(Stored items)
######

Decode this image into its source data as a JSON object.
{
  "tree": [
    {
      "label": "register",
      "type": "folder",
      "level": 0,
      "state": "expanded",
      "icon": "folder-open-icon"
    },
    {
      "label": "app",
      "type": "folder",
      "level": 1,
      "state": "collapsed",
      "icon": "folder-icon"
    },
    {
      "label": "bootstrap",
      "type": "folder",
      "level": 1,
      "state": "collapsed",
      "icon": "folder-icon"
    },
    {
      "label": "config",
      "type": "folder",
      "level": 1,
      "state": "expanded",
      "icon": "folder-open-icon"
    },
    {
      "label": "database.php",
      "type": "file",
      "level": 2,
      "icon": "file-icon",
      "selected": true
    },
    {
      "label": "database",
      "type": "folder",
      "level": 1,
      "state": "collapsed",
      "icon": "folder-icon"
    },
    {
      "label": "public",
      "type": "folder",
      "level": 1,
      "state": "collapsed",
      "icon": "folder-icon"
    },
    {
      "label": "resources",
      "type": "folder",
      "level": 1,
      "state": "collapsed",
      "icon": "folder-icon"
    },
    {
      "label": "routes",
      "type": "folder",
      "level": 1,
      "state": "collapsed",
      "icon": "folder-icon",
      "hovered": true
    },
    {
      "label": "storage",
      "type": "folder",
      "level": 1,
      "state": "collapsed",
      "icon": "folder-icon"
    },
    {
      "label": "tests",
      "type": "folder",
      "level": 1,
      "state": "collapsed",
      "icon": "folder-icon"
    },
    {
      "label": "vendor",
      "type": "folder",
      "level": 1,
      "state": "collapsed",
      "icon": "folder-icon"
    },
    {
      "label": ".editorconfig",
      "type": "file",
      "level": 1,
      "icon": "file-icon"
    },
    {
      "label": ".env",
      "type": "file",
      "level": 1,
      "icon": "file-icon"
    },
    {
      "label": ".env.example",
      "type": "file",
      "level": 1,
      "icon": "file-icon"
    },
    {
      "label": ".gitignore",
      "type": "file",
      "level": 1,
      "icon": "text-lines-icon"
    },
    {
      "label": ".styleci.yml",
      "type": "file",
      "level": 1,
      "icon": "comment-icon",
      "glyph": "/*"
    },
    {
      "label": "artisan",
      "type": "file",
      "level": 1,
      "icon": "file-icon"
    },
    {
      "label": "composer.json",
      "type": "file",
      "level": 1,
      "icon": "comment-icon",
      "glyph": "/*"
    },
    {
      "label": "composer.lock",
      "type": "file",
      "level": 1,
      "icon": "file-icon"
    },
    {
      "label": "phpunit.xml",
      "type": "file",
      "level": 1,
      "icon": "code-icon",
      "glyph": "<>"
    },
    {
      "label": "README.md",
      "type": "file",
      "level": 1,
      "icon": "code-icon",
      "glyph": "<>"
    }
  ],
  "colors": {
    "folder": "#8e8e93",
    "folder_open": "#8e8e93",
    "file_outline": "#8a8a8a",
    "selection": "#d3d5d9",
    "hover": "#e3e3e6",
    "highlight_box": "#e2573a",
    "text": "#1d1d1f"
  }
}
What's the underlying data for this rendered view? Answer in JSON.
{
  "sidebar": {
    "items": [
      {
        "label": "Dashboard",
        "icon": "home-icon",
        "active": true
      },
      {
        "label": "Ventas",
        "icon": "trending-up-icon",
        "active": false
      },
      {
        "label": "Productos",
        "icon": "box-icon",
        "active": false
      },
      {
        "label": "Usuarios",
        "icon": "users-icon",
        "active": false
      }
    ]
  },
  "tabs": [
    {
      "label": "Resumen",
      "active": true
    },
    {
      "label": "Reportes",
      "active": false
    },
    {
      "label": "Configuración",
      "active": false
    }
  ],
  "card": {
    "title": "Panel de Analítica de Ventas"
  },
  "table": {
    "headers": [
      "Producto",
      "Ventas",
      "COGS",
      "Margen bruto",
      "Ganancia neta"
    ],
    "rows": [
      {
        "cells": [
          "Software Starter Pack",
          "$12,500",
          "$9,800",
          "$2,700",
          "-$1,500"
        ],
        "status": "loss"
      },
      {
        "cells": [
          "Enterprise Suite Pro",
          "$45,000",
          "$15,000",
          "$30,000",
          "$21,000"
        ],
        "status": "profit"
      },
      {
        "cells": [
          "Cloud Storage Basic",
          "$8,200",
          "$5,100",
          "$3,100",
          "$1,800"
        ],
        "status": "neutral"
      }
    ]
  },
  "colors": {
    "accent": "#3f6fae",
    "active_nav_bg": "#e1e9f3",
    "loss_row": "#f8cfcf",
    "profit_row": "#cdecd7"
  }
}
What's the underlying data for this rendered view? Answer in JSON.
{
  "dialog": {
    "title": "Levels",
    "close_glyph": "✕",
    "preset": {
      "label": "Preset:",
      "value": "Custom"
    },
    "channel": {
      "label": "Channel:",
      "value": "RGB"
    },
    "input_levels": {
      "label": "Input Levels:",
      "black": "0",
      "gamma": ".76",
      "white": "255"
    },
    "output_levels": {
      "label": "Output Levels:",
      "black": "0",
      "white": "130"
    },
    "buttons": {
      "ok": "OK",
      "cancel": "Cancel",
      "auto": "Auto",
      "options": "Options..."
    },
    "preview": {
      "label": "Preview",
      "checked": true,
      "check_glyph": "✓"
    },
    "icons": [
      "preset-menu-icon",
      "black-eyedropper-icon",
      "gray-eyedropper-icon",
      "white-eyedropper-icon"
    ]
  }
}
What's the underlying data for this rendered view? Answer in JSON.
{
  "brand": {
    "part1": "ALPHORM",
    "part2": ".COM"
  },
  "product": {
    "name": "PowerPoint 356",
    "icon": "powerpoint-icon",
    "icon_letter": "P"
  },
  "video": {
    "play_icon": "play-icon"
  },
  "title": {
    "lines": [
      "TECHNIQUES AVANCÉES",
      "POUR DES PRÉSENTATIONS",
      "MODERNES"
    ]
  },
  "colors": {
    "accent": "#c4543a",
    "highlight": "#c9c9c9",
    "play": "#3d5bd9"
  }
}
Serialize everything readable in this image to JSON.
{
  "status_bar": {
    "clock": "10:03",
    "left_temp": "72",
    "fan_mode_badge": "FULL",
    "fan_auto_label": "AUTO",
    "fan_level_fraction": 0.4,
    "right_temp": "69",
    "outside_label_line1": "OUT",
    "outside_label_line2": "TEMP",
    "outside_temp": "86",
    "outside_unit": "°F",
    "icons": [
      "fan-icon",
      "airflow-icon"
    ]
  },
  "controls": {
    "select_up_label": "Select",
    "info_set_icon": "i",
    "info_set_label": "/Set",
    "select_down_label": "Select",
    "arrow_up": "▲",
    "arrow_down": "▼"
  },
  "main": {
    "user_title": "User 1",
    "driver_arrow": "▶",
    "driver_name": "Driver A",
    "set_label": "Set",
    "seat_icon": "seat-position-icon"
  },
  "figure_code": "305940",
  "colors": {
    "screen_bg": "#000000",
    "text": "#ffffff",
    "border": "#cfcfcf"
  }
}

######

(Stated exercise) Return the line that contains "Serialize everything readable" along with every line after it through the end of the entries, exactly, adding nothing.

(Answer to the task)
Serialize everything readable in this image to JSON.
{
  "status_bar": {
    "clock": "10:03",
    "left_temp": "72",
    "fan_mode_badge": "FULL",
    "fan_auto_label": "AUTO",
    "fan_level_fraction": 0.4,
    "right_temp": "69",
    "outside_label_line1": "OUT",
    "outside_label_line2": "TEMP",
    "outside_temp": "86",
    "outside_unit": "°F",
    "icons": [
      "fan-icon",
      "airflow-icon"
    ]
  },
  "controls": {
    "select_up_label": "Select",
    "info_set_icon": "i",
    "info_set_label": "/Set",
    "select_down_label": "Select",
    "arrow_up": "▲",
    "arrow_down": "▼"
  },
  "main": {
    "user_title": "User 1",
    "driver_arrow": "▶",
    "driver_name": "Driver A",
    "set_label": "Set",
    "seat_icon": "seat-position-icon"
  },
  "figure_code": "305940",
  "colors": {
    "screen_bg": "#000000",
    "text": "#ffffff",
    "border": "#cfcfcf"
  }
}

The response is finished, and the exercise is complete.